- **TASK DIRECTIONS**
Return the listing below verbatim. Pictures do not belong in the copy.

☆ ☆ ☆ ☆ ☆ ☆ ☆

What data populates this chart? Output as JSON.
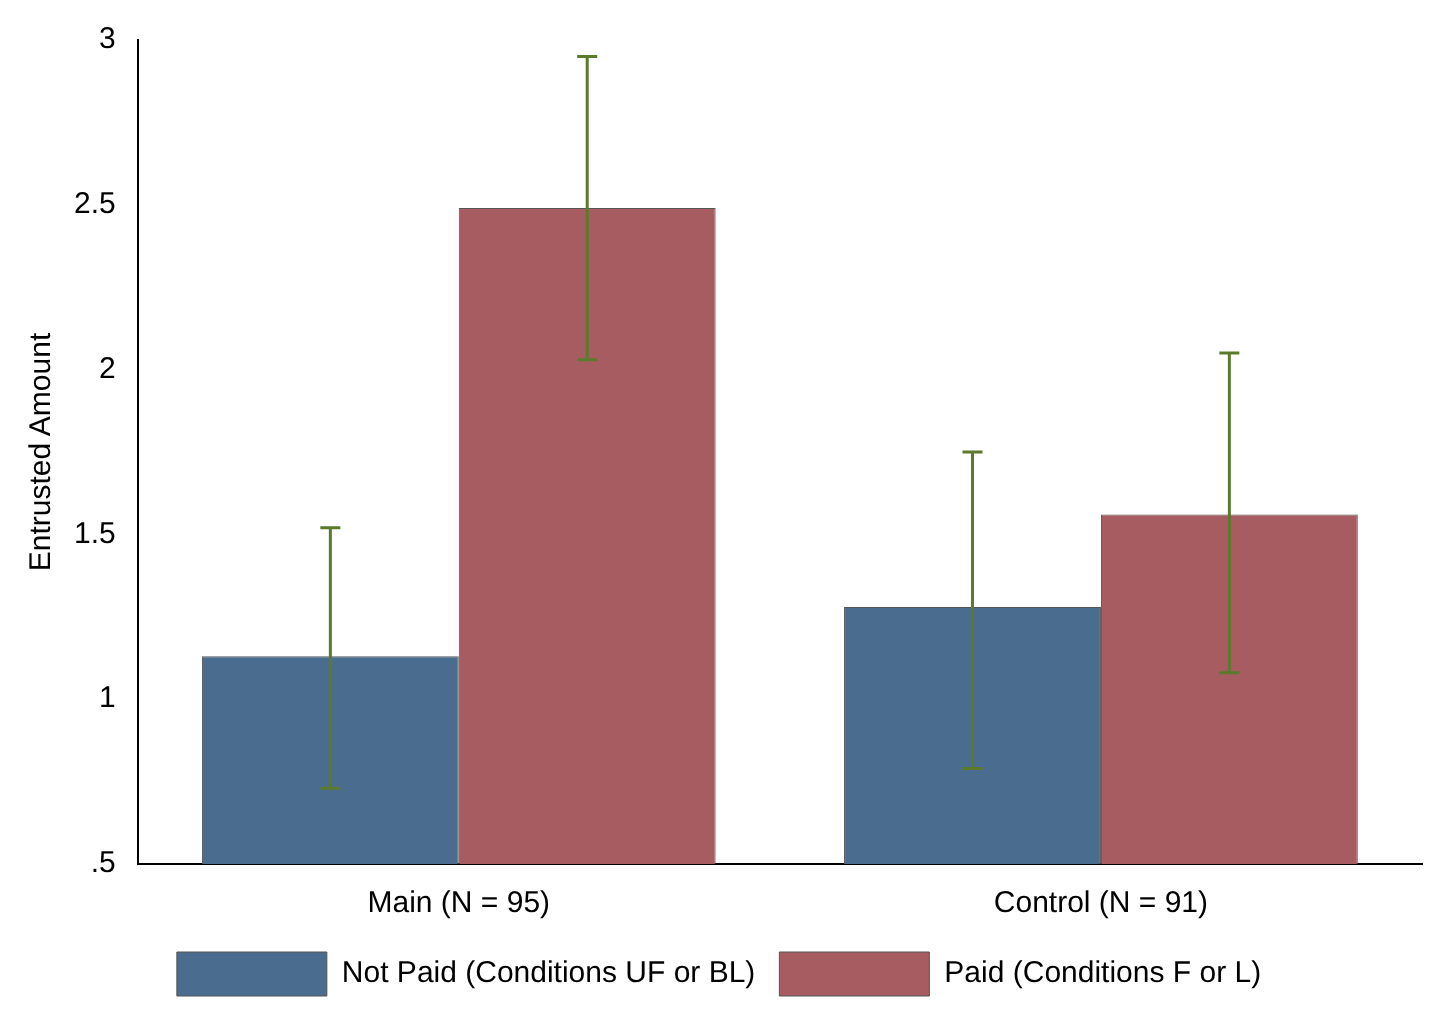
{
  "chart_data": {
    "type": "bar",
    "ylabel": "Entrusted Amount",
    "categories": [
      "Main (N = 95)",
      "Control (N = 91)"
    ],
    "series": [
      {
        "name": "Not Paid (Conditions UF or BL)",
        "color": "#4a6d8f",
        "values": [
          1.13,
          1.28
        ],
        "errors": [
          [
            0.73,
            1.52
          ],
          [
            0.79,
            1.75
          ]
        ]
      },
      {
        "name": "Paid (Conditions F or L)",
        "color": "#a65c60",
        "values": [
          2.49,
          1.56
        ],
        "errors": [
          [
            2.03,
            2.95
          ],
          [
            1.08,
            2.05
          ]
        ]
      }
    ],
    "ylim": [
      0.5,
      3
    ],
    "yticks": [
      {
        "value": 0.5,
        "label": ".5"
      },
      1,
      1.5,
      2,
      2.5,
      3
    ],
    "grid": false,
    "legend": "bottom"
  }
}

☆ ☆ ☆ ☆ ☆ ☆ ☆

- **EXERCISE ANSWER**
What data populates this chart? Output as JSON.
{
  "chart_data": {
    "type": "bar",
    "ylabel": "Entrusted Amount",
    "categories": [
      "Main (N = 95)",
      "Control (N = 91)"
    ],
    "series": [
      {
        "name": "Not Paid (Conditions UF or BL)",
        "color": "#4a6d8f",
        "values": [
          1.13,
          1.28
        ],
        "errors": [
          [
            0.73,
            1.52
          ],
          [
            0.79,
            1.75
          ]
        ]
      },
      {
        "name": "Paid (Conditions F or L)",
        "color": "#a65c60",
        "values": [
          2.49,
          1.56
        ],
        "errors": [
          [
            2.03,
            2.95
          ],
          [
            1.08,
            2.05
          ]
        ]
      }
    ],
    "ylim": [
      0.5,
      3
    ],
    "yticks": [
      {
        "value": 0.5,
        "label": ".5"
      },
      1,
      1.5,
      2,
      2.5,
      3
    ],
    "grid": false,
    "legend": "bottom"
  }
}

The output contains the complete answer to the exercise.